→ Requirements
Transcribe the material exactly. Images do not belong in the copy.

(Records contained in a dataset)

+---+

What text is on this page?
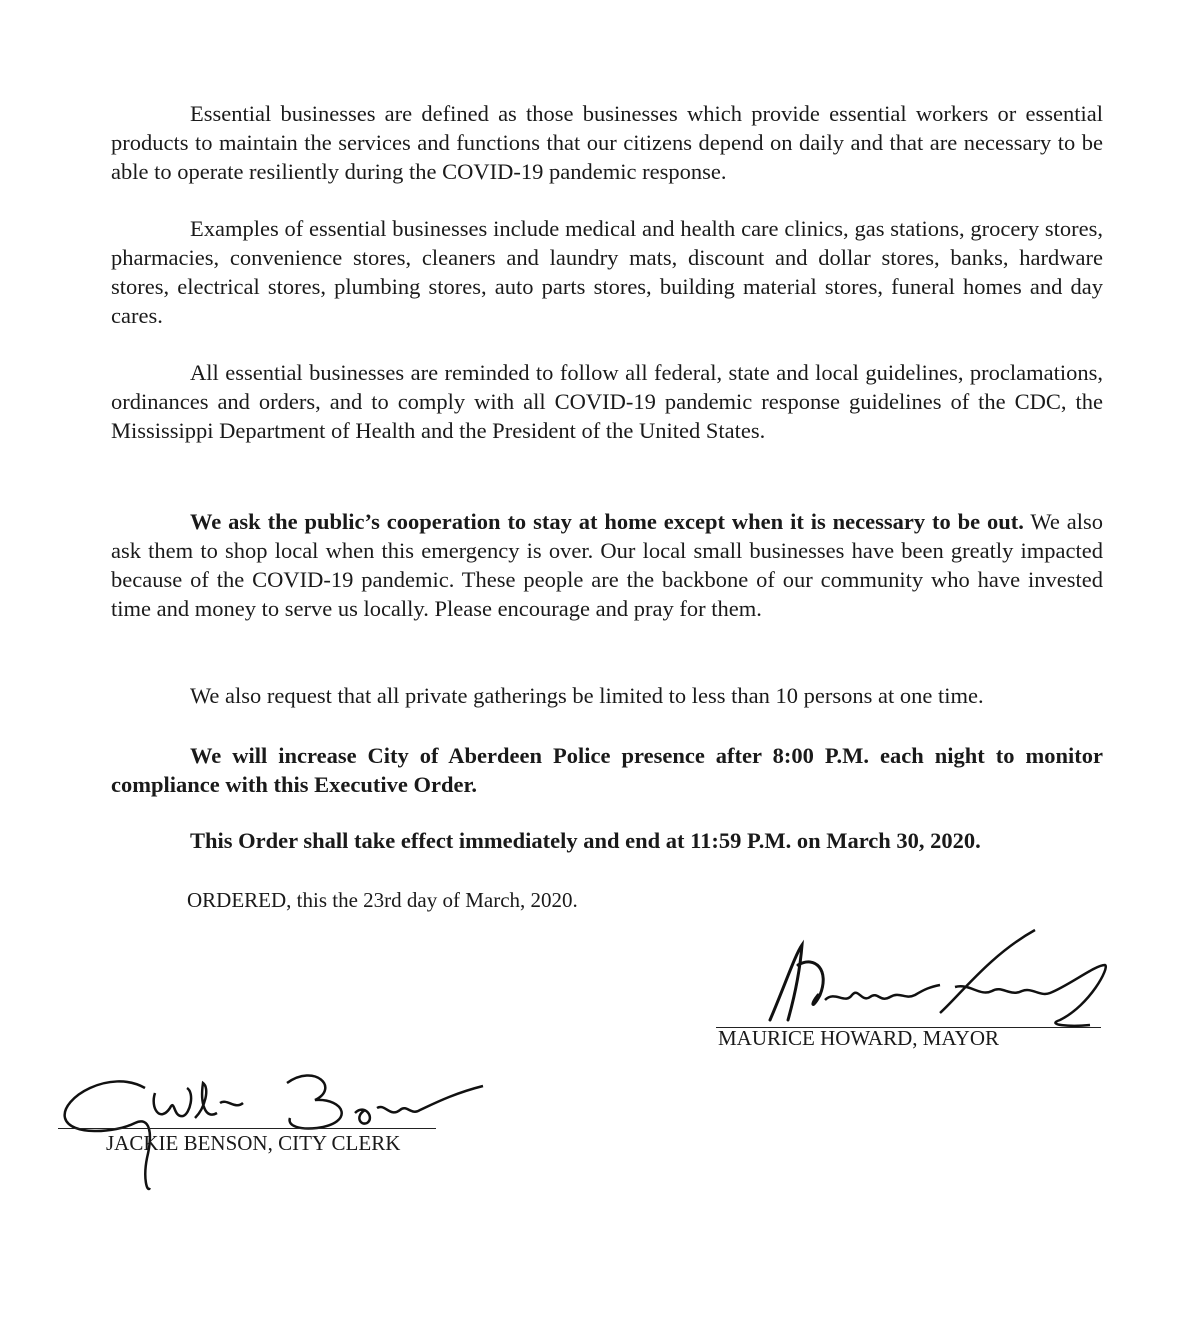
Essential businesses are defined as those businesses which provide essential workers or essential products to maintain the services and functions that our citizens depend on daily and that are necessary to be able to operate resiliently during the COVID-19 pandemic response.

Examples of essential businesses include medical and health care clinics, gas stations, grocery stores, pharmacies, convenience stores, cleaners and laundry mats, discount and dollar stores, banks, hardware stores, electrical stores, plumbing stores, auto parts stores, building material stores, funeral homes and day cares.

All essential businesses are reminded to follow all federal, state and local guidelines, proclamations, ordinances and orders, and to comply with all COVID-19 pandemic response guidelines of the CDC, the Mississippi Department of Health and the President of the United States.

We ask the public’s cooperation to stay at home except when it is necessary to be out. We also ask them to shop local when this emergency is over. Our local small businesses have been greatly impacted because of the COVID-19 pandemic. These people are the backbone of our community who have invested time and money to serve us locally. Please encourage and pray for them.

We also request that all private gatherings be limited to less than 10 persons at one time.

We will increase City of Aberdeen Police presence after 8:00 P.M. each night to monitor compliance with this Executive Order.

This Order shall take effect immediately and end at 11:59 P.M. on March 30, 2020.

ORDERED, this the 23rd day of March, 2020.

MAURICE HOWARD, MAYOR

JACKIE BENSON, CITY CLERK
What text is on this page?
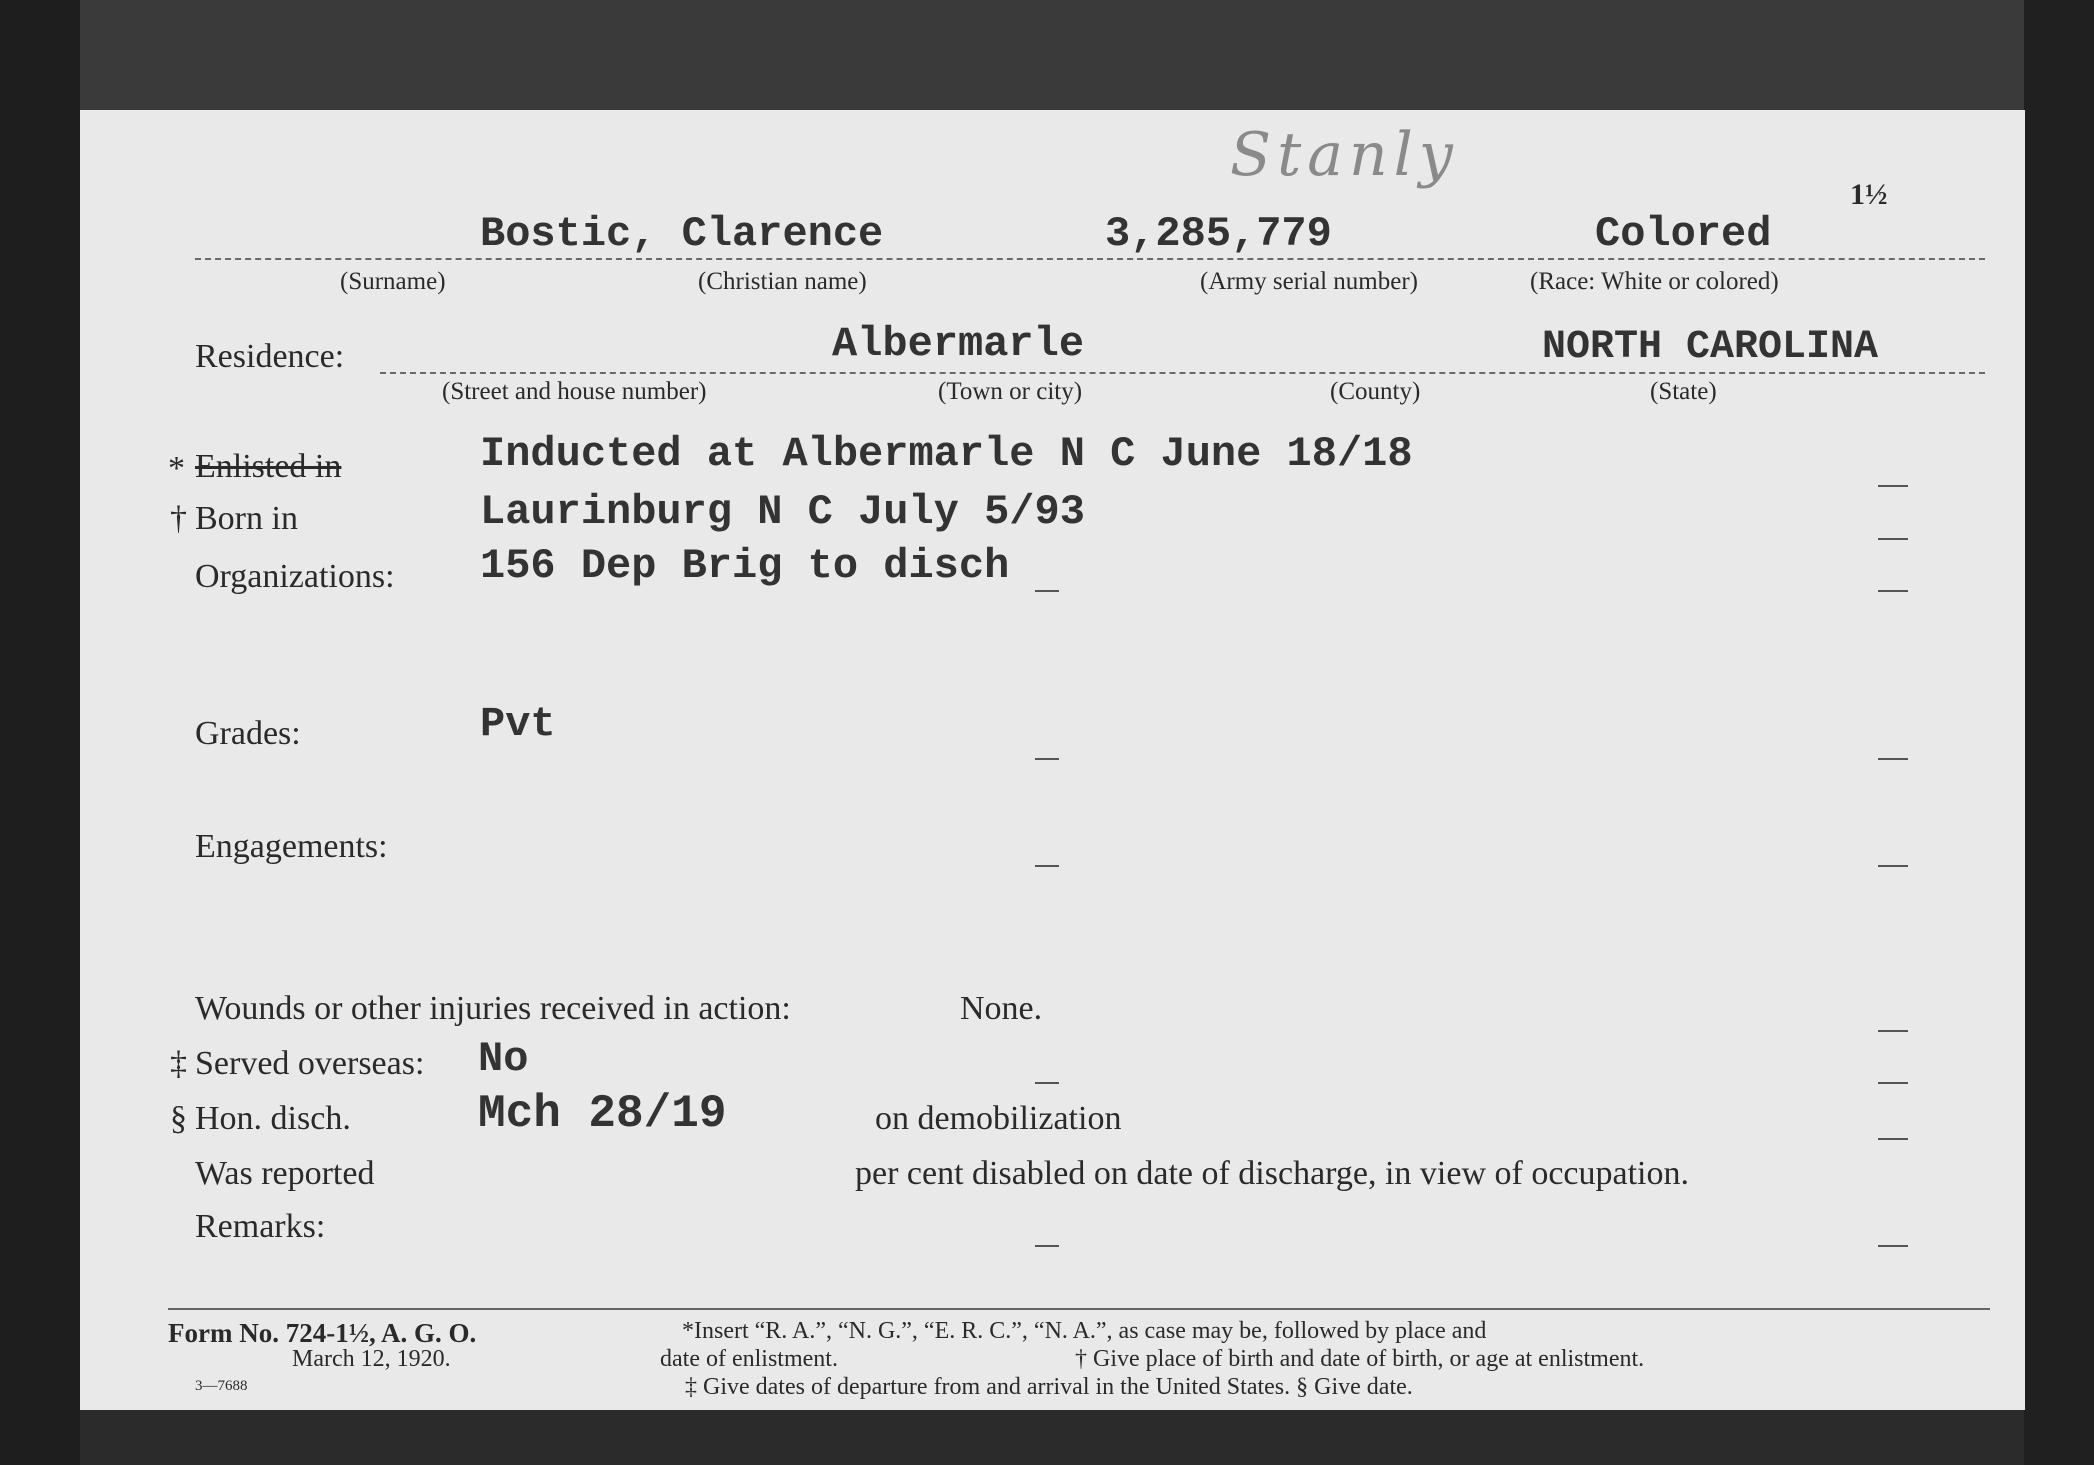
Stanly
1½
Bostic, Clarence	3,285,779	Colored
(Surname)	(Christian name)	(Army serial number)	(Race: White or colored)
Residence:	Albermarle	NORTH CAROLINA
(Street and house number)	(Town or city)	(County)	(State)
* Enlisted in	Inducted at Albermarle N C June 18/18
† Born in	Laurinburg N C July 5/93
Organizations: 156 Dep Brig to disch
Grades:	Pvt
Engagements:
Wounds or other injuries received in action:	None.
‡ Served overseas: No
§ Hon. disch.	Mch 28/19	on demobilization
Was reported	per cent disabled on date of discharge, in view of occupation.
Remarks:
Form No. 724-1½, A. G. O.
March 12, 1920.
3—7688
*Insert “R. A.”, “N. G.”, “E. R. C.”, “N. A.”, as case may be, followed by place and
date of enlistment.	† Give place of birth and date of birth, or age at enlistment.
‡ Give dates of departure from and arrival in the United States. § Give date.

+---+

→ Solution to the exercise
What text is on this page?
Essential businesses are defined as those businesses which provide essential workers or essential products to maintain the services and functions that our citizens depend on daily and that are necessary to be able to operate resiliently during the COVID-19 pandemic response.

Examples of essential businesses include medical and health care clinics, gas stations, grocery stores, pharmacies, convenience stores, cleaners and laundry mats, discount and dollar stores, banks, hardware stores, electrical stores, plumbing stores, auto parts stores, building material stores, funeral homes and day cares.

All essential businesses are reminded to follow all federal, state and local guidelines, proclamations, ordinances and orders, and to comply with all COVID-19 pandemic response guidelines of the CDC, the Mississippi Department of Health and the President of the United States.

We ask the public’s cooperation to stay at home except when it is necessary to be out. We also ask them to shop local when this emergency is over. Our local small businesses have been greatly impacted because of the COVID-19 pandemic. These people are the backbone of our community who have invested time and money to serve us locally. Please encourage and pray for them.

We also request that all private gatherings be limited to less than 10 persons at one time.

We will increase City of Aberdeen Police presence after 8:00 P.M. each night to monitor compliance with this Executive Order.

This Order shall take effect immediately and end at 11:59 P.M. on March 30, 2020.

ORDERED, this the 23rd day of March, 2020.

MAURICE HOWARD, MAYOR

JACKIE BENSON, CITY CLERK
What text is on this page?
Stanly
1½
Bostic, Clarence	3,285,779	Colored
(Surname)	(Christian name)	(Army serial number)	(Race: White or colored)
Residence:	Albermarle	NORTH CAROLINA
(Street and house number)	(Town or city)	(County)	(State)
* Enlisted in	Inducted at Albermarle N C June 18/18
† Born in	Laurinburg N C July 5/93
Organizations: 156 Dep Brig to disch
Grades:	Pvt
Engagements:
Wounds or other injuries received in action:	None.
‡ Served overseas: No
§ Hon. disch.	Mch 28/19	on demobilization
Was reported	per cent disabled on date of discharge, in view of occupation.
Remarks:
Form No. 724-1½, A. G. O.
March 12, 1920.
3—7688
*Insert “R. A.”, “N. G.”, “E. R. C.”, “N. A.”, as case may be, followed by place and
date of enlistment.	† Give place of birth and date of birth, or age at enlistment.
‡ Give dates of departure from and arrival in the United States. § Give date.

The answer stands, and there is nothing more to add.